Recorded data
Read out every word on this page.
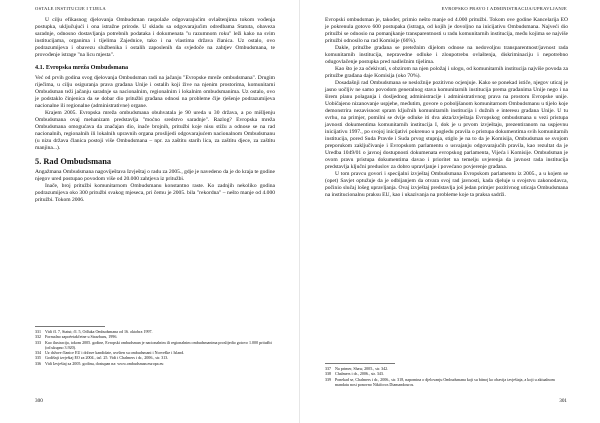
OSTALE INSTITUCIJE I TIJELA

U cilju efikasnog djelovanja Ombudsman raspolaže odgovarajućim ovlaštenjima tokom vođenja postupka, uključujući i ona istražne prirode. U skladu sa odgovarajućim odredbama Statuta, obaveza saradnje, odnosno dostavljanja potrebnih podataka i dokumenata "u razumnom roku" leži kako na svim institucijama, organima i tijelima Zajednice, tako i na vlastima država članica. Uz ostalo, ovo podrazumijeva i obavezu službenika i ostalih zaposlenih da svjedoče na zahtjev Ombudsmana, te provođenje istrage "na licu mjesta".

4.1. Evropska mreža Ombudsmana

Već od prvih godina svog djelovanja Ombudsman radi na jačanju "Evropske mreže ombudsmana". Drugim riječima, u cilju osiguranja prava građana Unije i ostalih koji žive na njenim prostorima, komunitarni Ombudsman teži jačanju saradnje sa nacionalnim, regionalnim i lokalnim ombudsmanima. Uz ostalo, ovo je podstaklo činjenica da se dobar dio pritužbi građana odnosi na probleme čije rješenje podrazumijeva nacionalne ili regionalne (administrativne) organe.

Krajem 2005. Evropska mreža ombudsmana obuhvatala je 90 ureda u 30 država, a po mišljenju Ombudsmana ovaj mehanizam predstavlja "moćno sredstvo saradnje". Razlog? Evropska mreža Ombudsmana omogućava da značajan dio, inače brojnih, pritužbi koje nisu stižu a odnose se na rad nacionalnih, regionalnih ili lokalnih upravnih organa proslijedi odgovarajućem nacionalnom Ombudsmanu (u nizu država članica postoji više Ombudsmana – npr. za zaštitu starih lica, za zaštitu djece, za zaštitu manjina...).

5. Rad Ombudsmana

Angažmana Ombudsmana nagoviještava Izvještaj o radu za 2005., gdje je navedeno da je do kraja te godine njegov ured postupao povodom više od 20.000 zahtjeva iz pritužbi.

Inače, broj pritužbi komunitarnom Ombudsmanu konstantno raste. Ko zadnjih nekoliko godina podrazumijeva oko 300 pritužbi svakog mjeseca, pri čemu je 2005. bila "rekordna" – nešto manje od 4.000 pritužbi. Tokom 2006.

331 Vidi čl. 7, Statut; čl. 5, Odluka Ombudsmana od 16. oktobra 1997.
332 Formalno zapoèetakčetne u Strazburu, 1996.
333 Kao ilustracija, tokom 2005. godine, Evropski ombudsman je nacionalnim ili regionalnim ombudsmanima proslijedio gotovo 1.000 pritužbi (od ukupno 3.920).
334 Uz države članice EU i države kandidate, uvršten su ombudsmani i Norveške i Island.
335 Godišnji izvještaj EO za 2004., tač. 25. Vidi i Chalmers i dr., 2006., str. 313.
336 Vidi Izvještaj za 2005. godinu, dostupan na: www.ombudsman.europa.eu
300
EVROPSKO PRAVO I ADMINISTRACIJA/UPRAVLJANJE

Evropski ombudsman je, također, primio nešto manje od 4.000 pritužbi. Tokom ove godine Kancelarija EO je pokrenula gotovo 600 postupaka (istraga, od kojih je dovoljno na inicijativu Ombudsmana. Najveći dio pritužbi se odnosio na pomanjkanje transparentnosti u radu komunitarnih institucija, među kojima se najviše pritužbi odnosilo na rad Komisije (66%).

Dakle, pritužbe građana se pretežnim dijelom odnose na nedovoljnu transparentnost/javnost rada komunitarnih institucija, nepravedne odluke i zloupotrebu ovlaštenja, diskriminaciju i nepotrebno odugovlačenje postupka pred nadležnim tijelima.

Kao što je za očekivati, s obzirom na njen položaj i ulogu, od komunitarnih institucija najviše povoda za pritužbe građana daje Komisija (oko 70%).

Dosadašnji rad Ombudsmana se nesložnije pozitivno ocjenjuje. Kako se ponekad ističe, njegov uticaj je jasno uočljiv ne samo povodom generalnog stava komunitarnih institucija prema građanima Unije nego i na širem planu polaganja i dosljednog administracije i administrativnog prava na prostoru Evropske unije. Uobičajeno nizanovanje uspjehe, međutim, govore o poboljšanom komunitarnom Ombudsmanu u tijelo koje demonstrira nezavisnost spram ključnih komunitarnih institucija i dužnih e interesu građana Unije. U tu svrhu, na primjer, pomilni se dvije odluke iti dva akta/izvještaja Evropskog ombudsmana u vezi pristupa javnosti dokumentima komunitarnih institucija I, dok je u prvom izvještaju, prezentiranom na uspjevnu inicijativu 1997., po svojoj inicijativi pokrenuo u pogledu pravila o pristupa dokumentima svih komunitarnih institucija, pored Suda Pravde i Suda prvog stupnja, stiglo je na to da je Komisija, Ombudsman se svojom preporukom zaključivanje i Evropskom parlamentu o usvajanju odgovarajućih pravila, kao rezultat da je Uredba 1049/01 o javnoj dostupnosti dokumenata evropskog parlamenta, Vijeća i Komisije. Ombudsman je ovom pravu pristupa dokumentima davao i prioritet na temelju uvjerenja da javnost rada institucija predstavlja ključni preduslov za dobro upravljanje i povećano povjerenje građana.

U tom pravcu govori i specijalni izvještaj Ombudsmana Evropskom parlamentu iz 2005., a u kojem se (opet) Savjet optužuje da je odbijanjem da otvara svoj rad javnosti, kada djeluje u svojstvu zakonodavca, počinio slučaj lošeg upravljanja. Ovaj izvještaj predstavlja još jedan primjer pozitivnog uticaja Ombudsmana na institucionalnu praksu EU, kao i ukazivanja na probleme koje ta praksa sadrži.

337 Na primer, Shaw, 2005., str. 342.
338 Chalmers i dr., 2006., str. 343.
339 Ponekad se, Chalmers i dr., 2006., str. 318, napomina o djelovanju Ombudsmana koji su bitnoj ko obavija izvještaja, a koji u aktualnom mandatu nosi ponovno Nikiforos Diamandouros.
301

### WHAT TO WORK ON
Would you return the data exactly as written, without the pictures?

### TASK SOLUTION
Read out every word on this page.
OSTALE INSTITUCIJE I TIJELA

U cilju efikasnog djelovanja Ombudsman raspolaže odgovarajućim ovlaštenjima tokom vođenja postupka, uključujući i ona istražne prirode. U skladu sa odgovarajućim odredbama Statuta, obaveza saradnje, odnosno dostavljanja potrebnih podataka i dokumenata "u razumnom roku" leži kako na svim institucijama, organima i tijelima Zajednice, tako i na vlastima država članica. Uz ostalo, ovo podrazumijeva i obavezu službenika i ostalih zaposlenih da svjedoče na zahtjev Ombudsmana, te provođenje istrage "na licu mjesta".

4.1. Evropska mreža Ombudsmana

Već od prvih godina svog djelovanja Ombudsman radi na jačanju "Evropske mreže ombudsmana". Drugim riječima, u cilju osiguranja prava građana Unije i ostalih koji žive na njenim prostorima, komunitarni Ombudsman teži jačanju saradnje sa nacionalnim, regionalnim i lokalnim ombudsmanima. Uz ostalo, ovo je podstaklo činjenica da se dobar dio pritužbi građana odnosi na probleme čije rješenje podrazumijeva nacionalne ili regionalne (administrativne) organe.

Krajem 2005. Evropska mreža ombudsmana obuhvatala je 90 ureda u 30 država, a po mišljenju Ombudsmana ovaj mehanizam predstavlja "moćno sredstvo saradnje". Razlog? Evropska mreža Ombudsmana omogućava da značajan dio, inače brojnih, pritužbi koje nisu stižu a odnose se na rad nacionalnih, regionalnih ili lokalnih upravnih organa proslijedi odgovarajućem nacionalnom Ombudsmanu (u nizu država članica postoji više Ombudsmana – npr. za zaštitu starih lica, za zaštitu djece, za zaštitu manjina...).

5. Rad Ombudsmana

Angažmana Ombudsmana nagoviještava Izvještaj o radu za 2005., gdje je navedeno da je do kraja te godine njegov ured postupao povodom više od 20.000 zahtjeva iz pritužbi.

Inače, broj pritužbi komunitarnom Ombudsmanu konstantno raste. Ko zadnjih nekoliko godina podrazumijeva oko 300 pritužbi svakog mjeseca, pri čemu je 2005. bila "rekordna" – nešto manje od 4.000 pritužbi. Tokom 2006.

331 Vidi čl. 7, Statut; čl. 5, Odluka Ombudsmana od 16. oktobra 1997.
332 Formalno zapoèetakčetne u Strazburu, 1996.
333 Kao ilustracija, tokom 2005. godine, Evropski ombudsman je nacionalnim ili regionalnim ombudsmanima proslijedio gotovo 1.000 pritužbi (od ukupno 3.920).
334 Uz države članice EU i države kandidate, uvršten su ombudsmani i Norveške i Island.
335 Godišnji izvještaj EO za 2004., tač. 25. Vidi i Chalmers i dr., 2006., str. 313.
336 Vidi Izvještaj za 2005. godinu, dostupan na: www.ombudsman.europa.eu
300
EVROPSKO PRAVO I ADMINISTRACIJA/UPRAVLJANJE

Evropski ombudsman je, također, primio nešto manje od 4.000 pritužbi. Tokom ove godine Kancelarija EO je pokrenula gotovo 600 postupaka (istraga, od kojih je dovoljno na inicijativu Ombudsmana. Najveći dio pritužbi se odnosio na pomanjkanje transparentnosti u radu komunitarnih institucija, među kojima se najviše pritužbi odnosilo na rad Komisije (66%).

Dakle, pritužbe građana se pretežnim dijelom odnose na nedovoljnu transparentnost/javnost rada komunitarnih institucija, nepravedne odluke i zloupotrebu ovlaštenja, diskriminaciju i nepotrebno odugovlačenje postupka pred nadležnim tijelima.

Kao što je za očekivati, s obzirom na njen položaj i ulogu, od komunitarnih institucija najviše povoda za pritužbe građana daje Komisija (oko 70%).

Dosadašnji rad Ombudsmana se nesložnije pozitivno ocjenjuje. Kako se ponekad ističe, njegov uticaj je jasno uočljiv ne samo povodom generalnog stava komunitarnih institucija prema građanima Unije nego i na širem planu polaganja i dosljednog administracije i administrativnog prava na prostoru Evropske unije. Uobičajeno nizanovanje uspjehe, međutim, govore o poboljšanom komunitarnom Ombudsmanu u tijelo koje demonstrira nezavisnost spram ključnih komunitarnih institucija i dužnih e interesu građana Unije. U tu svrhu, na primjer, pomilni se dvije odluke iti dva akta/izvještaja Evropskog ombudsmana u vezi pristupa javnosti dokumentima komunitarnih institucija I, dok je u prvom izvještaju, prezentiranom na uspjevnu inicijativu 1997., po svojoj inicijativi pokrenuo u pogledu pravila o pristupa dokumentima svih komunitarnih institucija, pored Suda Pravde i Suda prvog stupnja, stiglo je na to da je Komisija, Ombudsman se svojom preporukom zaključivanje i Evropskom parlamentu o usvajanju odgovarajućih pravila, kao rezultat da je Uredba 1049/01 o javnoj dostupnosti dokumenata evropskog parlamenta, Vijeća i Komisije. Ombudsman je ovom pravu pristupa dokumentima davao i prioritet na temelju uvjerenja da javnost rada institucija predstavlja ključni preduslov za dobro upravljanje i povećano povjerenje građana.

U tom pravcu govori i specijalni izvještaj Ombudsmana Evropskom parlamentu iz 2005., a u kojem se (opet) Savjet optužuje da je odbijanjem da otvara svoj rad javnosti, kada djeluje u svojstvu zakonodavca, počinio slučaj lošeg upravljanja. Ovaj izvještaj predstavlja još jedan primjer pozitivnog uticaja Ombudsmana na institucionalnu praksu EU, kao i ukazivanja na probleme koje ta praksa sadrži.

337 Na primer, Shaw, 2005., str. 342.
338 Chalmers i dr., 2006., str. 343.
339 Ponekad se, Chalmers i dr., 2006., str. 318, napomina o djelovanju Ombudsmana koji su bitnoj ko obavija izvještaja, a koji u aktualnom mandatu nosi ponovno Nikiforos Diamandouros.
301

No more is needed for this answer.